**Completa quanto segue**
1. Rispondi a queste domande sull'estratto, una riga per ciascuna:
(a) Entro quale data Figliuolo assicura che sarà vaccinato l'80% della popolazione sopra i 12 anni?
(b) Da quanti a quanti mesi si ipotizza di prorogare il green pass?
(c) Quale organismo si è detto favorevole all'obbligo del vaccino per tutti?
2. Trascrivi per favore dall'estratto tutto ciò che va da "FIGLIUOLO: 80 PER" giù fino a "Iossa sul Corriere.".

═════ Estratto ═════

FIGLIUOLO: 80 PER CENTO DI VACCINATI A FINE SETTEMBRE
Veniamo alla pandemia. Il generale Figliuolo cerca di dare un obiettivo concreto alla campagna vaccinale e dice: entro la fine del prossimo mese arriveremo all’80 per cento dei vaccinati con prima e seconda dose. Mariolina Iossa sul Corriere.
«Con l'80% della popolazione sopra i 12 anni vaccinata entro il 30 settembre, come promesso dal generale Figliuolo, e la proroga del green pass da 9 a 12 mesi, ipotesi allo studio del Cts di venerdì prossimo e che il governo intende presentare in Aula come emendamento al decreto del 6 agosto che il prossimo 6 settembre dovrà essere convertito alla Camera, lo scenario che si apre in autunno potrebbe essere improntato ad un maggiore ottimismo. Ieri il commissario straordinario per la campagna vaccinale Figliuolo ha assicurato che «l'obiettivo dichiarato a marzo di vaccinare l'80% della popolazione sopra i 12 anni sarà completato entro il 30 settembre». Inoltre, il ministero della Salute ha chiesto al Cts che si riunirà venerdì prossimo di esprimersi sull'ipotesi di prorogare di 3 mesi il certificato verde in modo da assicurare per tutto questo anno la copertura vaccinale a coloro che si sono vaccinati per primi, a cominciare dal personale sanitario. L'emendamento sarà inserito nel testo di conversione del decreto emanato dal governo lo scorso 6 agosto e dopo la Camera sarà discusso dal Senato dove si prevede che l'iter possa essere concluso entro metà settembre, in linea con i tempi tecnici che impongono una decisione sull'eventuale terza dose da parte degli enti regolatori. Altro tema allo studio è quello di uniformare la durata del green pass per tutti, anche per i guariti: per i vaccinati i 12 mesi partirebbero dalla data della seconda dose mentre per i guariti il calcolo avverrebbe dal momento delle dimissioni per chi è stato ricoverato. (…) La Consulta di Bioetica, infine, si è detta favorevole all'obbligo del vaccino per tutti».

═════ Materiale in esame ═════

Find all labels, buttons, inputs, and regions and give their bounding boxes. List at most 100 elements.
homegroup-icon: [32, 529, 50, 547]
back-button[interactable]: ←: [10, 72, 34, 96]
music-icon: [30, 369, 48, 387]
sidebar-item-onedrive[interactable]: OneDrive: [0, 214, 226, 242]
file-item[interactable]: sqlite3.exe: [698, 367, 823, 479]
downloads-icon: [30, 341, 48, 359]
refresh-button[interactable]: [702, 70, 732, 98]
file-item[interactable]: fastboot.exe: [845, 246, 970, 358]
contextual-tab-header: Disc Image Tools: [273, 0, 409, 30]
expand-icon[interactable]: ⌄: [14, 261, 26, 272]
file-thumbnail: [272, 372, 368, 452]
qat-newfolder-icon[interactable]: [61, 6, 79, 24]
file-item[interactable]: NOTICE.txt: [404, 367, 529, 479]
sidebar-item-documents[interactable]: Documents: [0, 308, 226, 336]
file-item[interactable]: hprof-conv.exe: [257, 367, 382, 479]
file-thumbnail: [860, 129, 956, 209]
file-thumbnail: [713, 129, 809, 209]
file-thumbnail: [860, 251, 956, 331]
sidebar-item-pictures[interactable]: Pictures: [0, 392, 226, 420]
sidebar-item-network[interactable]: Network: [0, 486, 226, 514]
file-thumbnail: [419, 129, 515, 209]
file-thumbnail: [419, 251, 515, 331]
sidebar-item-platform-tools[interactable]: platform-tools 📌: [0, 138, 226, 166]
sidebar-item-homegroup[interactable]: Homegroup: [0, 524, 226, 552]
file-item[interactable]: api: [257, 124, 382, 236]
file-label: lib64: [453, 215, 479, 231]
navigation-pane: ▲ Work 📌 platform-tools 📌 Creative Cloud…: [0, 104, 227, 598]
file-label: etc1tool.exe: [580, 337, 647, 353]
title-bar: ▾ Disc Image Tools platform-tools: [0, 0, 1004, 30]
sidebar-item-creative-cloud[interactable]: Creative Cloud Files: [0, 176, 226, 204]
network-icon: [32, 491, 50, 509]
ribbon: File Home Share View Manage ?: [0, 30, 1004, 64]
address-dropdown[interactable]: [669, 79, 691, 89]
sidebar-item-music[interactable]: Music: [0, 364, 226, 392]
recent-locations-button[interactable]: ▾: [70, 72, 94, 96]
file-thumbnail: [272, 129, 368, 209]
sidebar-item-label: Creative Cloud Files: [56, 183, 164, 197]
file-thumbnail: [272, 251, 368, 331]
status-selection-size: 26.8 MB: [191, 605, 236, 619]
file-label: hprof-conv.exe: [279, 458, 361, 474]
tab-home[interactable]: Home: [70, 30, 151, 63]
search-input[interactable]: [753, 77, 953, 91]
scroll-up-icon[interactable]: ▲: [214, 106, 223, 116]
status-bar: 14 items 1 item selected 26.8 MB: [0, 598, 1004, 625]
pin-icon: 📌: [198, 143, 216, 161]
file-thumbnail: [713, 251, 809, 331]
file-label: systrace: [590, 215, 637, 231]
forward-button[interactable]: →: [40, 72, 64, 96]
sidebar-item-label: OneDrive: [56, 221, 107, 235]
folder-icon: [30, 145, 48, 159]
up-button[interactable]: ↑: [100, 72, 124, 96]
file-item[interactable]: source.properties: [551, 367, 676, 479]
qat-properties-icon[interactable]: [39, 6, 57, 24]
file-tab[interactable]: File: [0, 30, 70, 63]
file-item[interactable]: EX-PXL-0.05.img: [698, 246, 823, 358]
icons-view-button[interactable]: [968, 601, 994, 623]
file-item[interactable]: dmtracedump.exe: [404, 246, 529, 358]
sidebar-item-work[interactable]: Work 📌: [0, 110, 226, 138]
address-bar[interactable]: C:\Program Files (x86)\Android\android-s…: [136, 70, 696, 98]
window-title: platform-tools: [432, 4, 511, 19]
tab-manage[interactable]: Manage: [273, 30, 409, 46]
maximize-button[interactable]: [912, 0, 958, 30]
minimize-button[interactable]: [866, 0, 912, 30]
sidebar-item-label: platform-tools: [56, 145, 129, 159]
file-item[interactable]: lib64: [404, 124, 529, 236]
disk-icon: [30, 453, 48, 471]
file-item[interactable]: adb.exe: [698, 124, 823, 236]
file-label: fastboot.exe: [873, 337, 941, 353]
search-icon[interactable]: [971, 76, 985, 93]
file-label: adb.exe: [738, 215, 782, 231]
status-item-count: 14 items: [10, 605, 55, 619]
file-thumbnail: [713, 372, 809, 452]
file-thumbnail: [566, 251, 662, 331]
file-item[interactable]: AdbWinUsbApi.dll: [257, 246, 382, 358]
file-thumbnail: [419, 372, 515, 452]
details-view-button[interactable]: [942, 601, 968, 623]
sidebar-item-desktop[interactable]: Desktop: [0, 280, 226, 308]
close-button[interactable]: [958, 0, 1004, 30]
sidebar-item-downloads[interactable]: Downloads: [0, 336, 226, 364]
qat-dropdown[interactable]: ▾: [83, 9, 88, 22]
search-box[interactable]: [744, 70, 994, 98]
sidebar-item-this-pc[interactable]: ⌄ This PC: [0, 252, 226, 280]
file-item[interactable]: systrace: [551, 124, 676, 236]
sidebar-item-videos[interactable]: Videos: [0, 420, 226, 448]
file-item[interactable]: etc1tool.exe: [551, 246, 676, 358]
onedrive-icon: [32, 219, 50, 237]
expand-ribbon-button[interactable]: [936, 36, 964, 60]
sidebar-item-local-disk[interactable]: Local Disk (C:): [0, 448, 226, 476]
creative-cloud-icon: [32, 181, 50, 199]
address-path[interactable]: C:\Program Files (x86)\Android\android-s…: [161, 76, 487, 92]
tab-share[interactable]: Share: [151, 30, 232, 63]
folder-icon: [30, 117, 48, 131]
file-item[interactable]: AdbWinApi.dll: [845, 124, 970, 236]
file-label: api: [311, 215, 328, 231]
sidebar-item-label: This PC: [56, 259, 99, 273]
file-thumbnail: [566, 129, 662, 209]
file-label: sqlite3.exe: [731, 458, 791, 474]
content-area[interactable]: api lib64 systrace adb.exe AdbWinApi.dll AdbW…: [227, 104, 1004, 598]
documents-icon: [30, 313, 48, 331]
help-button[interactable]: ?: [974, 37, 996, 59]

═════

**Risultati**
1.
(a) Entro il 30 settembre.
(b) Da 9 a 12 mesi.
(c) La Consulta di Bioetica.

2.
FIGLIUOLO: 80 PER CENTO DI VACCINATI A FINE SETTEMBRE
Veniamo alla pandemia. Il generale Figliuolo cerca di dare un obiettivo concreto alla campagna vaccinale e dice: entro la fine del prossimo mese arriveremo all’80 per cento dei vaccinati con prima e seconda dose. Mariolina Iossa sul Corriere.